Work to do:
Find every line in the records below that contains the word "抖动点击测试", and copy each of those lines in full; case matters.

The input:

******************************

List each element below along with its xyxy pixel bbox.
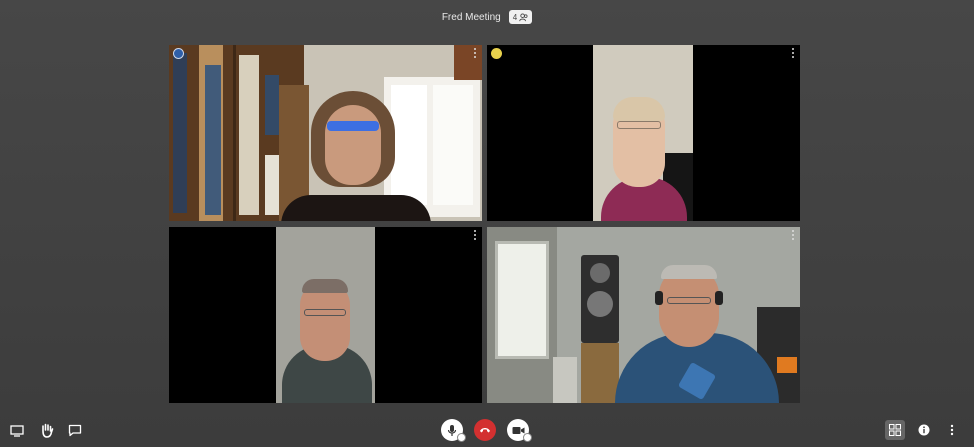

******************************

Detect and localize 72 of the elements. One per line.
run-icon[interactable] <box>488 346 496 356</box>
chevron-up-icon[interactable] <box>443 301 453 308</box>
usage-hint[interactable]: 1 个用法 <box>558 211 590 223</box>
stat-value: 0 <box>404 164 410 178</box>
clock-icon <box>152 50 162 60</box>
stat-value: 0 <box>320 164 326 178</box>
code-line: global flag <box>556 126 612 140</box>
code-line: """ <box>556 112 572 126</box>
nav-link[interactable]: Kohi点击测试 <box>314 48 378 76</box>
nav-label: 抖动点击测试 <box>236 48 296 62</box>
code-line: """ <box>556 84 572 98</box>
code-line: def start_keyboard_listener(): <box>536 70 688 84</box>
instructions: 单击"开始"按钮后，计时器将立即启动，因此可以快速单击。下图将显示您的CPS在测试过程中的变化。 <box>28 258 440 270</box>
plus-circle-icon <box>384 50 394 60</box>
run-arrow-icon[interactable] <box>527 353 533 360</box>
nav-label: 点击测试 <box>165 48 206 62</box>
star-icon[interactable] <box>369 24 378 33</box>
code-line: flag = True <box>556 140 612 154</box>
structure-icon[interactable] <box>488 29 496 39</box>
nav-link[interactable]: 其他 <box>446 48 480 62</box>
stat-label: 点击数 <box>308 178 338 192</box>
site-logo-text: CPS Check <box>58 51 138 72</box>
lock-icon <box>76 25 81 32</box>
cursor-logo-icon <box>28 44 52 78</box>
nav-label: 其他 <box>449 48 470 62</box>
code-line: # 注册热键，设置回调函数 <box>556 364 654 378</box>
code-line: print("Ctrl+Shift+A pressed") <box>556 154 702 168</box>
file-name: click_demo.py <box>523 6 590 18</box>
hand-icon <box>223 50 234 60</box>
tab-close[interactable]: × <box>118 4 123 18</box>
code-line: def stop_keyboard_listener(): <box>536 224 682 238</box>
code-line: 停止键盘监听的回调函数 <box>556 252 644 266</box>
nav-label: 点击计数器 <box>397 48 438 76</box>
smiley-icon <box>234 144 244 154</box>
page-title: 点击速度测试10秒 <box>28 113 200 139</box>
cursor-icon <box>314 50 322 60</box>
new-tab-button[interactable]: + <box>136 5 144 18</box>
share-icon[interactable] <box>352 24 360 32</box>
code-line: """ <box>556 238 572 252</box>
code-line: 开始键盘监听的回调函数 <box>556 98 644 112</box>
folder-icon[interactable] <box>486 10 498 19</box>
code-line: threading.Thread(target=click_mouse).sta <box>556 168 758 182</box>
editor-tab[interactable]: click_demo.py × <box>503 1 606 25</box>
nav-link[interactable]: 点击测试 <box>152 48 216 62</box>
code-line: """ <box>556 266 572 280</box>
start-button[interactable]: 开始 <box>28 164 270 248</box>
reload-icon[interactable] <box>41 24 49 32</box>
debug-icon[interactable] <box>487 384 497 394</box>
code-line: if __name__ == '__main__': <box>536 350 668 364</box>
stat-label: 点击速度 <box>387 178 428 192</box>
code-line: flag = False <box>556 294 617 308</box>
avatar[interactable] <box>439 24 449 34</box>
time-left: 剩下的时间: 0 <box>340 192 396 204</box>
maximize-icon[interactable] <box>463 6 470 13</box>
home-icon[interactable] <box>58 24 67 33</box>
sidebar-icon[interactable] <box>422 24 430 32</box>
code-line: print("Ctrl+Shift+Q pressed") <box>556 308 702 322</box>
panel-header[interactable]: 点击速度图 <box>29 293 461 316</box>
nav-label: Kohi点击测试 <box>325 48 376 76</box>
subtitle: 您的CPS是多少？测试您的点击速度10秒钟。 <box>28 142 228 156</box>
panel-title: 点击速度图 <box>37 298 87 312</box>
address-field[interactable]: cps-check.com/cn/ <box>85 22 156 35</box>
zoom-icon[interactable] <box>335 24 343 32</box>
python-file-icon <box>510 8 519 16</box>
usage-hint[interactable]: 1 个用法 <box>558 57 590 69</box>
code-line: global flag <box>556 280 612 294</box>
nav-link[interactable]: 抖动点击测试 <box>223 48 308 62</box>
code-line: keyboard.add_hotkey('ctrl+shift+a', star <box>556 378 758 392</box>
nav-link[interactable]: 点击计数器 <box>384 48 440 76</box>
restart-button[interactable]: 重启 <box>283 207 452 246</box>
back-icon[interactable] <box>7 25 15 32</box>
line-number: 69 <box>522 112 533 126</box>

******************************

The output:
nav-label: 抖动点击测试 <box>236 48 296 62</box>
nav-link[interactable]: 抖动点击测试 <box>223 48 308 62</box>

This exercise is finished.